In the listing below, locate the lines bearing the word "МВтч". Copy every one of them.

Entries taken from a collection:

┄┄┄┄┄┄┄┄┄┄

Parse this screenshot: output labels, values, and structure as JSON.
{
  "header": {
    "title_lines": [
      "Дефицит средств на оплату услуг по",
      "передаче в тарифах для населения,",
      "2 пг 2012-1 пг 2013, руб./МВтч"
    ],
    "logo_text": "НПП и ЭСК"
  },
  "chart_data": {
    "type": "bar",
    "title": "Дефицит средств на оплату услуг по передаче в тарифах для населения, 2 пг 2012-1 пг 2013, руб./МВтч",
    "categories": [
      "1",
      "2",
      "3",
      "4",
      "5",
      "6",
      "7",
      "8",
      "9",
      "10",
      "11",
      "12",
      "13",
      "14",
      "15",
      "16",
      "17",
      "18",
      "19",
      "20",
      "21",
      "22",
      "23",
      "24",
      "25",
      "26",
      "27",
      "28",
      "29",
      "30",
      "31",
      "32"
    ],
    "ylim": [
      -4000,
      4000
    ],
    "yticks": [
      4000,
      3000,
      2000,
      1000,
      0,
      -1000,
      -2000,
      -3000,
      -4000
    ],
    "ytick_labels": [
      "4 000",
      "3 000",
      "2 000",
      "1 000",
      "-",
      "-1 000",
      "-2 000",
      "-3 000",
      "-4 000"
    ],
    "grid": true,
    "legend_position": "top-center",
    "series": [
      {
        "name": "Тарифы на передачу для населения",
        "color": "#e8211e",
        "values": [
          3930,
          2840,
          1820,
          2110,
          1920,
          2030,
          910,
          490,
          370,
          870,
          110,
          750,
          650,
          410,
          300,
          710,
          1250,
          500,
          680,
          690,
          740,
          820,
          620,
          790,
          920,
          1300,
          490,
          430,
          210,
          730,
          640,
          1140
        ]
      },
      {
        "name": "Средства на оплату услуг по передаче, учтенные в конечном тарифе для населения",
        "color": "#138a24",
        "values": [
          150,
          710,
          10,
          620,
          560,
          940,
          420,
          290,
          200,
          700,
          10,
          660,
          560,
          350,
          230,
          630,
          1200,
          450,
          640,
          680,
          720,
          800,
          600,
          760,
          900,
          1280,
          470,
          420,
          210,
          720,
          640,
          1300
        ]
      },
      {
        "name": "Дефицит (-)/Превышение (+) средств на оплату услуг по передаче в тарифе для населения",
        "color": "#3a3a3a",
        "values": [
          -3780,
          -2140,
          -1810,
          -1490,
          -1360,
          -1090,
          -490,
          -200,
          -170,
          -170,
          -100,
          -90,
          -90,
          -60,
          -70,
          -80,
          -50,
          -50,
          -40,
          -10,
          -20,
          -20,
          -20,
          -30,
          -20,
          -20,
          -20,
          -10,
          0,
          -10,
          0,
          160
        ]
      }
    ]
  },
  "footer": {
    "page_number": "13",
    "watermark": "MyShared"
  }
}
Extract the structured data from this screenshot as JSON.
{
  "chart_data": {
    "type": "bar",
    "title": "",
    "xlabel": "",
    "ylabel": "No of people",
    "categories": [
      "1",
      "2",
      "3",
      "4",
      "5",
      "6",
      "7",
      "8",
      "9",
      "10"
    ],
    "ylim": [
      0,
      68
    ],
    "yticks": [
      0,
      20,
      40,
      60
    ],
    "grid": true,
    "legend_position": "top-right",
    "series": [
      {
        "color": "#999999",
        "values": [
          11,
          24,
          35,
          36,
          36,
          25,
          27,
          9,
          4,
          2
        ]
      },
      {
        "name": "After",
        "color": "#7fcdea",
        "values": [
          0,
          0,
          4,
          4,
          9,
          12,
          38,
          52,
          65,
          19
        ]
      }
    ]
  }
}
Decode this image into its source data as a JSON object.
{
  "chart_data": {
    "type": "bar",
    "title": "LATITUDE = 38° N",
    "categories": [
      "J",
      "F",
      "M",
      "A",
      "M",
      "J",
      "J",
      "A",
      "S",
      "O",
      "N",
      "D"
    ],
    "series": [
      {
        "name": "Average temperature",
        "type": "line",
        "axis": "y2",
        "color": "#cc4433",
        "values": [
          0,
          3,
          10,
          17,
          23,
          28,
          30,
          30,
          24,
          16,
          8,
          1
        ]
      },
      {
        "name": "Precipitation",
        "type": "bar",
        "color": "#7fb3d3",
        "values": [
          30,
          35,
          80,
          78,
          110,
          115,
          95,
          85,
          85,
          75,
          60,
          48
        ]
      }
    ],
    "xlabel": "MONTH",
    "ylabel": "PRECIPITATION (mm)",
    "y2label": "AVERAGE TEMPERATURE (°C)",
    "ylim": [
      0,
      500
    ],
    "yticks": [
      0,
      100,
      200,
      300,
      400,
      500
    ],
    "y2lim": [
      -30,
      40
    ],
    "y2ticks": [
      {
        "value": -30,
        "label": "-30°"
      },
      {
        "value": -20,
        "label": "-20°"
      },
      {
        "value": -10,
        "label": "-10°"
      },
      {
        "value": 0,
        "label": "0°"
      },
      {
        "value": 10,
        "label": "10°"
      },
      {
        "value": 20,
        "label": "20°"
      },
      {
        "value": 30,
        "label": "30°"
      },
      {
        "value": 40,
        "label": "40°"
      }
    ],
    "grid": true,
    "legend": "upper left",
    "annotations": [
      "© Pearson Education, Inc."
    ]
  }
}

┄┄┄┄┄┄┄┄┄┄

Exercise result
      "2 пг 2012-1 пг 2013, руб./МВтч"
    "title": "Дефицит средств на оплату услуг по передаче в тарифах для населения, 2 пг 2012-1 пг 2013, руб./МВтч",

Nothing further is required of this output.